▸ Required work:
Pick out each line with the word "城墨喜剧" from the material that follows.

▸ Rows:

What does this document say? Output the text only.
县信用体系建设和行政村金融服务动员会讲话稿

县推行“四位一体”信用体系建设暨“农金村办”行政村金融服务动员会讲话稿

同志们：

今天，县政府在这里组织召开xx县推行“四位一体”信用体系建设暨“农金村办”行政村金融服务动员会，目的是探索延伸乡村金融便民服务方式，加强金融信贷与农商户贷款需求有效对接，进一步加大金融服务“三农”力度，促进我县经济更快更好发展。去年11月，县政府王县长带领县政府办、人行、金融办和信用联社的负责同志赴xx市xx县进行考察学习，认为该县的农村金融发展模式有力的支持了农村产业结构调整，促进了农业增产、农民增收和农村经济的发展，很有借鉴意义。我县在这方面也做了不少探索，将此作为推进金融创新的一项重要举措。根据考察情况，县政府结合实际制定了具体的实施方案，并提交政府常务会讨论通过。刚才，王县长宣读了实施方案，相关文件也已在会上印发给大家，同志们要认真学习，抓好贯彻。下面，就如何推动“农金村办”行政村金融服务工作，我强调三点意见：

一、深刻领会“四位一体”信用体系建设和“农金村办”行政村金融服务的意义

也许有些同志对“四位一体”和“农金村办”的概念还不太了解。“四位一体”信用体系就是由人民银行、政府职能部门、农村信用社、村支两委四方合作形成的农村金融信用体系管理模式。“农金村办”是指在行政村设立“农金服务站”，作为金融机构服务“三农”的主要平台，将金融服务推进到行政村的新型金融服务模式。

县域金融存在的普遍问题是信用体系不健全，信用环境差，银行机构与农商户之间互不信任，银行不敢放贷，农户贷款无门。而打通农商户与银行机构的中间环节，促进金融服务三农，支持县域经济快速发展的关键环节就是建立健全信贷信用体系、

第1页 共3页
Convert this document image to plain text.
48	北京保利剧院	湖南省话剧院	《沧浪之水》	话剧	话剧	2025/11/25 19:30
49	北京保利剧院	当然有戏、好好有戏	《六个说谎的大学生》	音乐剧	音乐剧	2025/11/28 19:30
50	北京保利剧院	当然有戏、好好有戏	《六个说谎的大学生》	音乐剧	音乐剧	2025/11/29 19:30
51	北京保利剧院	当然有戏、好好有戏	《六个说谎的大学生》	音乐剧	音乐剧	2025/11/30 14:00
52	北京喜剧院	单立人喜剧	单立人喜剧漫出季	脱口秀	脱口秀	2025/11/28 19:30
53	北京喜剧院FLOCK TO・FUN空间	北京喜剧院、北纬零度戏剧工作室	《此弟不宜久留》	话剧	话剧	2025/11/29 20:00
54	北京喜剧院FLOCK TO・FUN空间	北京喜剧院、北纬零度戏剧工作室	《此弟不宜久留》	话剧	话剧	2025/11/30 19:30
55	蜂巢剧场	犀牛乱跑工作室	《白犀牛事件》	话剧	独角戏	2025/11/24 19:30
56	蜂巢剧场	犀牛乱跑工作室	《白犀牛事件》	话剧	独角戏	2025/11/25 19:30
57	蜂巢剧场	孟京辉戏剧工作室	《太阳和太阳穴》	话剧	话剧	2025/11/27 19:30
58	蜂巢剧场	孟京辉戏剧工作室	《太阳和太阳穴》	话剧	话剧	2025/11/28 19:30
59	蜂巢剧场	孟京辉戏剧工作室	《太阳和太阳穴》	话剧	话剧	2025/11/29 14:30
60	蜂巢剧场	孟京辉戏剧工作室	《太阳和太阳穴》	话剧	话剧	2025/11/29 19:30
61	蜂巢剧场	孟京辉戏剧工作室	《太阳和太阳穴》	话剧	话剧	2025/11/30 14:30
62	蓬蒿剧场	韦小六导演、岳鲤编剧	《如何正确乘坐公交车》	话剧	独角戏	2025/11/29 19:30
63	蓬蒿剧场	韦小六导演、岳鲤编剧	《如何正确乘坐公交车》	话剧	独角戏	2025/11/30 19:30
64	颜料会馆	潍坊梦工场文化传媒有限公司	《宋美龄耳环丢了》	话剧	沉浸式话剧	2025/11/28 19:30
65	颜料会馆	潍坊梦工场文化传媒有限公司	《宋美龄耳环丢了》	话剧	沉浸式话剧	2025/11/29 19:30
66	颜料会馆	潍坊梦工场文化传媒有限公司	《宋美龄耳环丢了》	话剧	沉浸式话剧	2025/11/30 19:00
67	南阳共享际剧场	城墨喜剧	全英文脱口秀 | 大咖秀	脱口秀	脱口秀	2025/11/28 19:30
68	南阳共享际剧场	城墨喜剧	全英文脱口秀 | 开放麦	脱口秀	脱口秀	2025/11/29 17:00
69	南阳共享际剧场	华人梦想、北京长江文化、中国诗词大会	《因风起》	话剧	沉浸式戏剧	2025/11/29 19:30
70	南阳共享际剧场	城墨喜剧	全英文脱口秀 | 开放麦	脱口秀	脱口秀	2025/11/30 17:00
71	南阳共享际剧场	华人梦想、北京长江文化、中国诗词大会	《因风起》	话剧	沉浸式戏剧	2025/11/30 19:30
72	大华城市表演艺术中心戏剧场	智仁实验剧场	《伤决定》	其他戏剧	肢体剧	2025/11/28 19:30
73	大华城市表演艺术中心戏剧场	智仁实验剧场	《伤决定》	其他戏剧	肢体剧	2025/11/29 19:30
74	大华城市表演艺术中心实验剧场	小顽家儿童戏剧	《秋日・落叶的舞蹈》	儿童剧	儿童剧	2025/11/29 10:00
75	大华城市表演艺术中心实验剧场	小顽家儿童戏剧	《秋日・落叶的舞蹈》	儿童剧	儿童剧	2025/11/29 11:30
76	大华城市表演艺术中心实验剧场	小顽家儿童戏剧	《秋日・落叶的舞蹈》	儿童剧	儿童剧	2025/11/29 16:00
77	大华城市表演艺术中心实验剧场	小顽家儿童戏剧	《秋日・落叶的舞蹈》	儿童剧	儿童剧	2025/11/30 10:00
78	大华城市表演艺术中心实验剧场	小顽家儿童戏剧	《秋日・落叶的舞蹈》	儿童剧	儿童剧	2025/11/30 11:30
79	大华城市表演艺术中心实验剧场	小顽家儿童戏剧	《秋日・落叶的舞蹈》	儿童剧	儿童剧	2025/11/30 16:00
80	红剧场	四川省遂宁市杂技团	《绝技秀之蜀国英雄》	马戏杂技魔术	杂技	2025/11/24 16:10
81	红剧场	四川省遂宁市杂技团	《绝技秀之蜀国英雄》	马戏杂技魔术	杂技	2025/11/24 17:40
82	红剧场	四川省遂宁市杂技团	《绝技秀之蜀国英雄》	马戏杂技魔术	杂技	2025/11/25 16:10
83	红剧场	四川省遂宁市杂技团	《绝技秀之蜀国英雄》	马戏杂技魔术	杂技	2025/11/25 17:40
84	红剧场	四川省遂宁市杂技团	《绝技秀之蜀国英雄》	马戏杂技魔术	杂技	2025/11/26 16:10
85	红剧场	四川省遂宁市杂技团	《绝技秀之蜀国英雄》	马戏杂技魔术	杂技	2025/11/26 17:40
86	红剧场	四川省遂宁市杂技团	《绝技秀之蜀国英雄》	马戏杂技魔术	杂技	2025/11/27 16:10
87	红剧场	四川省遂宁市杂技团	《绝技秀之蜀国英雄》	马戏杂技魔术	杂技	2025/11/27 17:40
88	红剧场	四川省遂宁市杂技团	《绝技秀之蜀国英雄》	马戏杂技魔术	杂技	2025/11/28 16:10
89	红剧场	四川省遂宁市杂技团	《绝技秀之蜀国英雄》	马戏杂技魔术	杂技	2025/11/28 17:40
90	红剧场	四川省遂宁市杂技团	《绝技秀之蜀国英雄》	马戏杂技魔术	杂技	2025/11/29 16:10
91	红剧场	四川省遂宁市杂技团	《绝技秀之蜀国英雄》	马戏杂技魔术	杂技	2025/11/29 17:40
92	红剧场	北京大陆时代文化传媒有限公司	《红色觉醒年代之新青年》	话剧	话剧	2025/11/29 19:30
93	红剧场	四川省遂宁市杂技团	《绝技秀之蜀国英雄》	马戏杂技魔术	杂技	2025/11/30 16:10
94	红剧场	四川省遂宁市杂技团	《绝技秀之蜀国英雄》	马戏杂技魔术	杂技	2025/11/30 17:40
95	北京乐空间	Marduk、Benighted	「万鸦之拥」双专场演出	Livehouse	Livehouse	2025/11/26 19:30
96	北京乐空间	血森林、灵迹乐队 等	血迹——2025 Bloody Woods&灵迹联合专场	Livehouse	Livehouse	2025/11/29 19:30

▸ Task solution:
67	南阳共享际剧场	城墨喜剧	全英文脱口秀 | 大咖秀	脱口秀	脱口秀	2025/11/28 19:30
68	南阳共享际剧场	城墨喜剧	全英文脱口秀 | 开放麦	脱口秀	脱口秀	2025/11/29 17:00
70	南阳共享际剧场	城墨喜剧	全英文脱口秀 | 开放麦	脱口秀	脱口秀	2025/11/30 17:00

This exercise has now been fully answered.